:: To be done ::
Below are the entries; state how many of their lines contain the string "Hobart", and nothing more.

(Collected data)
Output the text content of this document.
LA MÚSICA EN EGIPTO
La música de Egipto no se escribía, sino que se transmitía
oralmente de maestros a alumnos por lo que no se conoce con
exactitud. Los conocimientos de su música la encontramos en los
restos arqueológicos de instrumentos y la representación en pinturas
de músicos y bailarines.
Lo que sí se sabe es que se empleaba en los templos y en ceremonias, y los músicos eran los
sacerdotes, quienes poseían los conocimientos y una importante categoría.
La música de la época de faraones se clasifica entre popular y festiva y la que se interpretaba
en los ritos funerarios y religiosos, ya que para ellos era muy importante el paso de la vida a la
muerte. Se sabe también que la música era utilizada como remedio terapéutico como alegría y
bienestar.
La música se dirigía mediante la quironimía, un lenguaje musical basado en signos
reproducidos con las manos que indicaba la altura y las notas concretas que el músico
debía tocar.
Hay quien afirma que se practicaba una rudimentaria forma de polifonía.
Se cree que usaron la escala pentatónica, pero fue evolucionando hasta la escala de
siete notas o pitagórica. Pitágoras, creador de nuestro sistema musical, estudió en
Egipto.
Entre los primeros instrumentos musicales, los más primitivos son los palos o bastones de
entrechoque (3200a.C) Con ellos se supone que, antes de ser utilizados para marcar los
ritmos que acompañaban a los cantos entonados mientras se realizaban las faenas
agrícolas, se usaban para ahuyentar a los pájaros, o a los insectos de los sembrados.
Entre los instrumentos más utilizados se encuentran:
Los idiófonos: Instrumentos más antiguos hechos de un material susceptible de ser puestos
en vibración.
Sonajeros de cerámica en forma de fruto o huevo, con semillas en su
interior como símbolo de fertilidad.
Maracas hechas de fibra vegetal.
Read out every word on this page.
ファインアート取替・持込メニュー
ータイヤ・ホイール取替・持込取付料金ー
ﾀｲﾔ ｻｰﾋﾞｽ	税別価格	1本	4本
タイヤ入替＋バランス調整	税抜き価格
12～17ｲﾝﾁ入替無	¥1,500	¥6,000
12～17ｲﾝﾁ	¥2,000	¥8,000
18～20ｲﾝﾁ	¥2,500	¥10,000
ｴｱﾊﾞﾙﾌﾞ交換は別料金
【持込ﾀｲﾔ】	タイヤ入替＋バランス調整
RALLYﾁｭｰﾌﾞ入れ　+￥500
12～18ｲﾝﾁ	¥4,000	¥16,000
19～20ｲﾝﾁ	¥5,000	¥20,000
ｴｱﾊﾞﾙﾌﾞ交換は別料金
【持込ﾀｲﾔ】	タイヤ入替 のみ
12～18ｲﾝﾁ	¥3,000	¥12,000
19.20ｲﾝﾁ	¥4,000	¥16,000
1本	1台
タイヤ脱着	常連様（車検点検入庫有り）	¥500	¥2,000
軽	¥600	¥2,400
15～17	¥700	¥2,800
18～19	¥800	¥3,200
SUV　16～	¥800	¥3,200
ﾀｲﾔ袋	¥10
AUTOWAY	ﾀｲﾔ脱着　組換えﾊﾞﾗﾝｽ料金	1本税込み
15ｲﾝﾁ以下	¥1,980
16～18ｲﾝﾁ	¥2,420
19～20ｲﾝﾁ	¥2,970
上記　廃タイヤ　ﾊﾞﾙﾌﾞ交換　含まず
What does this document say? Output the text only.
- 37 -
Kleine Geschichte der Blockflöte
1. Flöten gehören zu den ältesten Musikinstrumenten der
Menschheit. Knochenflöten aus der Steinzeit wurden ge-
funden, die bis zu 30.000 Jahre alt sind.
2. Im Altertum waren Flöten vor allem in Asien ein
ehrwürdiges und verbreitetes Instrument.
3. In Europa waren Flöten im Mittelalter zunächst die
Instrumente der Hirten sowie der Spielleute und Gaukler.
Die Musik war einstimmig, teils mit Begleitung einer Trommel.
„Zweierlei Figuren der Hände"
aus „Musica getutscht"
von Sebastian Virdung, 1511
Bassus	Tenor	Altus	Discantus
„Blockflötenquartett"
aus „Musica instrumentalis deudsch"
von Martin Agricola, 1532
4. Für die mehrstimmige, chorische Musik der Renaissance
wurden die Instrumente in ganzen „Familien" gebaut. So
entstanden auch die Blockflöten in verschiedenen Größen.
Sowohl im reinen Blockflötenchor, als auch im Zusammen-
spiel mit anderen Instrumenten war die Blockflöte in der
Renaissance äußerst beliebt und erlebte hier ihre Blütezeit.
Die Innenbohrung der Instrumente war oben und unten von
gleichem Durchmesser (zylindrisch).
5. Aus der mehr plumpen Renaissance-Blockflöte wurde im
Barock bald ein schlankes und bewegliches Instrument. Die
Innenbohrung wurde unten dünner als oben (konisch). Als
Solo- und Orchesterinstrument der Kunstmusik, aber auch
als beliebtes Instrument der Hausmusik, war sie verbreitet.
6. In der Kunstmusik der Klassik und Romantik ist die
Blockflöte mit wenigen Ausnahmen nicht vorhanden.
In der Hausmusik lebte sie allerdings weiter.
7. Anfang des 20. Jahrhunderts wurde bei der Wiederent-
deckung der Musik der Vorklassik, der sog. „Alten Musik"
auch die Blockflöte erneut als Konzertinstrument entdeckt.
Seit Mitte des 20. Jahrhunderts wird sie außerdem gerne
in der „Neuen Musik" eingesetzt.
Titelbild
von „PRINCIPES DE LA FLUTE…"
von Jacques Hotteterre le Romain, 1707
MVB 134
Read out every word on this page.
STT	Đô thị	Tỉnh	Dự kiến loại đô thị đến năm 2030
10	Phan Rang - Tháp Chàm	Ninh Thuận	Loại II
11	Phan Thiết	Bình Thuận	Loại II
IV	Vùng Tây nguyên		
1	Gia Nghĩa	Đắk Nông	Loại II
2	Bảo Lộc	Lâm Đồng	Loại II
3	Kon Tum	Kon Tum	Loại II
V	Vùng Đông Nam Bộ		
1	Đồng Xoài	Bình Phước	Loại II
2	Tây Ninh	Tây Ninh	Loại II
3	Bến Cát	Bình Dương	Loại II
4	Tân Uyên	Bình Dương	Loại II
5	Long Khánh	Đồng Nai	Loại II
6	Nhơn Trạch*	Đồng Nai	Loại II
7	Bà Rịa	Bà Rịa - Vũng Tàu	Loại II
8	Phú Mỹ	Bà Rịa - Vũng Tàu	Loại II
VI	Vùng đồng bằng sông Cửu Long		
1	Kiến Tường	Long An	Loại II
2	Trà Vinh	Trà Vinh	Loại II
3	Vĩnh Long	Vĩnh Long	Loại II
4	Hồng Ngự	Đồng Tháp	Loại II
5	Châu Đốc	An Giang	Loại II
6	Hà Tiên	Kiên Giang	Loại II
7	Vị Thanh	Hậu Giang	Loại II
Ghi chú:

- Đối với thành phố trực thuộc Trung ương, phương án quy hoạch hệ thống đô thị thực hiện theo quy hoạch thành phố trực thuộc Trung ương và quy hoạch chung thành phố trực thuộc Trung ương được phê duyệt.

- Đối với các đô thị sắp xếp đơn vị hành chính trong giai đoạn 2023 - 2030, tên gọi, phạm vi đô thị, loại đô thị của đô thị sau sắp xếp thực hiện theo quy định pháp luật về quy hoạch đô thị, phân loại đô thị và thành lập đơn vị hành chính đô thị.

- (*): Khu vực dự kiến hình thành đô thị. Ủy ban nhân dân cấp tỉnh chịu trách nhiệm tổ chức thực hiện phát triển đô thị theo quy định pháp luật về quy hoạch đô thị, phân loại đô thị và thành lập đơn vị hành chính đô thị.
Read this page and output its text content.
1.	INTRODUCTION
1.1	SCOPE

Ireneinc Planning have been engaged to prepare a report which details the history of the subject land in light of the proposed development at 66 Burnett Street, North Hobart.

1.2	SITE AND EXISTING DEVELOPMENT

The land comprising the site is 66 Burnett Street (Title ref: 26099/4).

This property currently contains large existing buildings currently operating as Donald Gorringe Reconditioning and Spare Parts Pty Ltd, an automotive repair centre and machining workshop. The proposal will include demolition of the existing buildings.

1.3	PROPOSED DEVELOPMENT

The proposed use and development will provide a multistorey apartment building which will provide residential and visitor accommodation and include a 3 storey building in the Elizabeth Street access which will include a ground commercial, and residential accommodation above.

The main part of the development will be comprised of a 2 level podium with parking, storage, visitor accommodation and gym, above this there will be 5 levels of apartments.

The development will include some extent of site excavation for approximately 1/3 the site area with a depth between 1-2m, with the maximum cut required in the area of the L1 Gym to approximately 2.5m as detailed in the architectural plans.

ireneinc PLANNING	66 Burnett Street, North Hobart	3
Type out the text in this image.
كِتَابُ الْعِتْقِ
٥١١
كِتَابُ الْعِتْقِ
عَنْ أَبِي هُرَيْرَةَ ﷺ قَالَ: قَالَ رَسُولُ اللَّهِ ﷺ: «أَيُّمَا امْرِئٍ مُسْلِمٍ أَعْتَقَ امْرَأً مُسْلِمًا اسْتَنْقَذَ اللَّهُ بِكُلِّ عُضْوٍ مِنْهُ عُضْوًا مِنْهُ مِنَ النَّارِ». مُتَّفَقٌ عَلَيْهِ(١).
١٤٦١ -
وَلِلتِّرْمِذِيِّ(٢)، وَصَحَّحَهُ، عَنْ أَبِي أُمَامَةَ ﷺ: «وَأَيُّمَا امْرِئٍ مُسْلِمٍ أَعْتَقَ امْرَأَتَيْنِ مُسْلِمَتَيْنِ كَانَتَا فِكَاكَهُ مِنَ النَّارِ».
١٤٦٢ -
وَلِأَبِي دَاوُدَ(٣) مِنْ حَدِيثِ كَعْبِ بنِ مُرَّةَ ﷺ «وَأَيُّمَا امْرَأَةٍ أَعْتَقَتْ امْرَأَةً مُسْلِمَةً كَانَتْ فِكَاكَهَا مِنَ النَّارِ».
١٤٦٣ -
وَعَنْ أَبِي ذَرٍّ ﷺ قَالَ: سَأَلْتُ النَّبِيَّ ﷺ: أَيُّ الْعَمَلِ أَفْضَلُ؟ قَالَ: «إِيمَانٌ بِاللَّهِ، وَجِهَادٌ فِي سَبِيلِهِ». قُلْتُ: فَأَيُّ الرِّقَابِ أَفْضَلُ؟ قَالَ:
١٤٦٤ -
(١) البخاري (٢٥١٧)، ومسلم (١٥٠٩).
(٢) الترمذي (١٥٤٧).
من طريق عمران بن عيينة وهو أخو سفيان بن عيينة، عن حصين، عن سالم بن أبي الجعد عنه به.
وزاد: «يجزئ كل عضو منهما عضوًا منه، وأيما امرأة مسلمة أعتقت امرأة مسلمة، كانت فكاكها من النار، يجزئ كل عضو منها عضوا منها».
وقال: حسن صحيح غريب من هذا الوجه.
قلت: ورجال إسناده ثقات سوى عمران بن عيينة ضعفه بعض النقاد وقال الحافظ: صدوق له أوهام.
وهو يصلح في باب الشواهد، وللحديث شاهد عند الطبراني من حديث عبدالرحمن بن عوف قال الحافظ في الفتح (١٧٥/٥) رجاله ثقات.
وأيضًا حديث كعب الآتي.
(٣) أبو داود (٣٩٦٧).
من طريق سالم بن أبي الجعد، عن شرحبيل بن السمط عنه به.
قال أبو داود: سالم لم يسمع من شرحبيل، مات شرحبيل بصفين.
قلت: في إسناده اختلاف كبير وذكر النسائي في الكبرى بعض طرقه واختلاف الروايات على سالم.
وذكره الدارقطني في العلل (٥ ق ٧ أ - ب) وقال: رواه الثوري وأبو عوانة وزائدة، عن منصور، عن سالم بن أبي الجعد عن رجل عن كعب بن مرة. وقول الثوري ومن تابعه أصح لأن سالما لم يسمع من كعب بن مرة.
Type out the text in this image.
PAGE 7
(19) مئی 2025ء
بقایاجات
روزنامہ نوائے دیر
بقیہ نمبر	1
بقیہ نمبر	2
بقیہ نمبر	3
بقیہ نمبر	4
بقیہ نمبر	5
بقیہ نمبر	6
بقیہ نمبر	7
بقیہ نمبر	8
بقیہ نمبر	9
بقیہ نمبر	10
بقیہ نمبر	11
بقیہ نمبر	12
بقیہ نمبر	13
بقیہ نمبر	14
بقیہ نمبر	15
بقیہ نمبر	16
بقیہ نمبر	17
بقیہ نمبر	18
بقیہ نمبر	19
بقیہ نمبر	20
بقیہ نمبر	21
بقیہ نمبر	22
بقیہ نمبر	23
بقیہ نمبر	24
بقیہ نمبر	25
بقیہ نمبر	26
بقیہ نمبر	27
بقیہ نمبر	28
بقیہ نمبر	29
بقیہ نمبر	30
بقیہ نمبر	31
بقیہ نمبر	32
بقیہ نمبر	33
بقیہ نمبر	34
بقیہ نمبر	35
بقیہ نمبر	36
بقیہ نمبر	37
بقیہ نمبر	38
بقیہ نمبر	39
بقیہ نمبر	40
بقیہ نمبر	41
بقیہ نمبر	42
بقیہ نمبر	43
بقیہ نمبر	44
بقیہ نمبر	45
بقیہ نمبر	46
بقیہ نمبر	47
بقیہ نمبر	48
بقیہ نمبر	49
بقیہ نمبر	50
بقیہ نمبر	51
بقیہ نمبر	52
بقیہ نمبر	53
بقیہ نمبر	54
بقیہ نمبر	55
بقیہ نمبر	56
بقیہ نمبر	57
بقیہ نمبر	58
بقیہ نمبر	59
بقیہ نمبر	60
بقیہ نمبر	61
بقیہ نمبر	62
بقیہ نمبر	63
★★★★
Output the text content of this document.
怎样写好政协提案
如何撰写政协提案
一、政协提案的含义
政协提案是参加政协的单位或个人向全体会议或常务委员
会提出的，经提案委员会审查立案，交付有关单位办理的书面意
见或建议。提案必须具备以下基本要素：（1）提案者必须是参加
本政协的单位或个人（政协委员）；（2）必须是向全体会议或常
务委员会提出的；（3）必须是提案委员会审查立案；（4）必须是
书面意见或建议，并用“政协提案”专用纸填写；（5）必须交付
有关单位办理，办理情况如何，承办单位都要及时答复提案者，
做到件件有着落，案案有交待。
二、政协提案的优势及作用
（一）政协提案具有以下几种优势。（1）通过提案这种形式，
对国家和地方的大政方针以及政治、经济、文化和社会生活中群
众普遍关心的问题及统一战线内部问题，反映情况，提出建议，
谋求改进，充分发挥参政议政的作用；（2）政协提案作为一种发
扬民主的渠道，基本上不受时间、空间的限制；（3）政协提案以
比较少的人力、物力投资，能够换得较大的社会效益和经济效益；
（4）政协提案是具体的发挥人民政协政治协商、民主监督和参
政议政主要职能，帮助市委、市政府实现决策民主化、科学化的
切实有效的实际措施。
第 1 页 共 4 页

:: Problem solution ::
2